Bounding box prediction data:
----------

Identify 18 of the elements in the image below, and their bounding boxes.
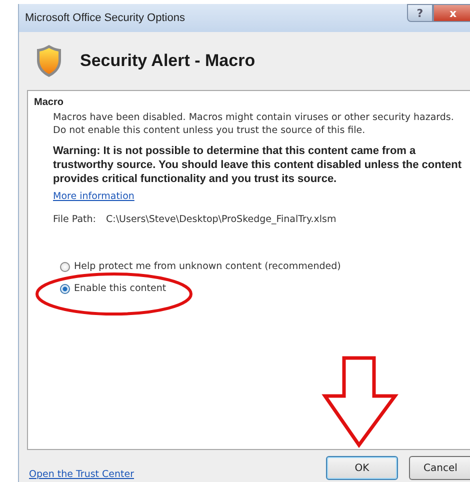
file-path-label: File Path: [53, 214, 96, 225]
window-title: Microsoft Office Security Options [25, 12, 185, 24]
trust-center-link[interactable]: Open the Trust Center [29, 468, 134, 480]
radio-button[interactable] [60, 284, 70, 294]
shield-icon [36, 44, 62, 78]
help-button[interactable]: ? [407, 4, 433, 22]
file-path-value: C:\Users\Steve\Desktop\ProSkedge_FinalTry.xlsm [106, 214, 336, 225]
cancel-button[interactable]: Cancel [409, 456, 470, 480]
radio-button[interactable] [60, 262, 70, 272]
close-button[interactable]: x [433, 4, 470, 22]
description-text: Macros have been disabled. Macros might contain viruses or other security hazards. Do not enable this content unless you trust the source of this file. [53, 111, 455, 137]
warning-text: Warning: It is not possible to determine that this content came from a trustworthy source. You should leave this content disabled unless the content provides critical functionality and you trust its source. [53, 144, 462, 186]
radio-option[interactable]: Enable this content [60, 283, 166, 294]
radio-option[interactable]: Help protect me from unknown content (recommended) [60, 261, 341, 272]
more-information-link[interactable]: More information [53, 191, 134, 202]
ok-button[interactable]: OK [326, 456, 398, 480]
section-title: Macro [34, 97, 64, 108]
dialog-heading: Security Alert - Macro [80, 51, 256, 71]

----------

- Task brief -
The reply must hold each line of the records verbatim and no pictures.

- Exercise response -
Identify 18 of the elements in the image below, and their bounding boxes.
file-path-label: File Path: [53, 214, 96, 225]
window-title: Microsoft Office Security Options [25, 12, 185, 24]
trust-center-link[interactable]: Open the Trust Center [29, 468, 134, 480]
radio-button[interactable] [60, 284, 70, 294]
shield-icon [36, 44, 62, 78]
help-button[interactable]: ? [407, 4, 433, 22]
file-path-value: C:\Users\Steve\Desktop\ProSkedge_FinalTry.xlsm [106, 214, 336, 225]
cancel-button[interactable]: Cancel [409, 456, 470, 480]
radio-button[interactable] [60, 262, 70, 272]
close-button[interactable]: x [433, 4, 470, 22]
description-text: Macros have been disabled. Macros might contain viruses or other security hazards. Do not enable this content unless you trust the source of this file. [53, 111, 455, 137]
warning-text: Warning: It is not possible to determine that this content came from a trustworthy source. You should leave this content disabled unless the content provides critical functionality and you trust its source. [53, 144, 462, 186]
radio-option[interactable]: Enable this content [60, 283, 166, 294]
radio-option[interactable]: Help protect me from unknown content (recommended) [60, 261, 341, 272]
more-information-link[interactable]: More information [53, 191, 134, 202]
ok-button[interactable]: OK [326, 456, 398, 480]
section-title: Macro [34, 97, 64, 108]
dialog-heading: Security Alert - Macro [80, 51, 256, 71]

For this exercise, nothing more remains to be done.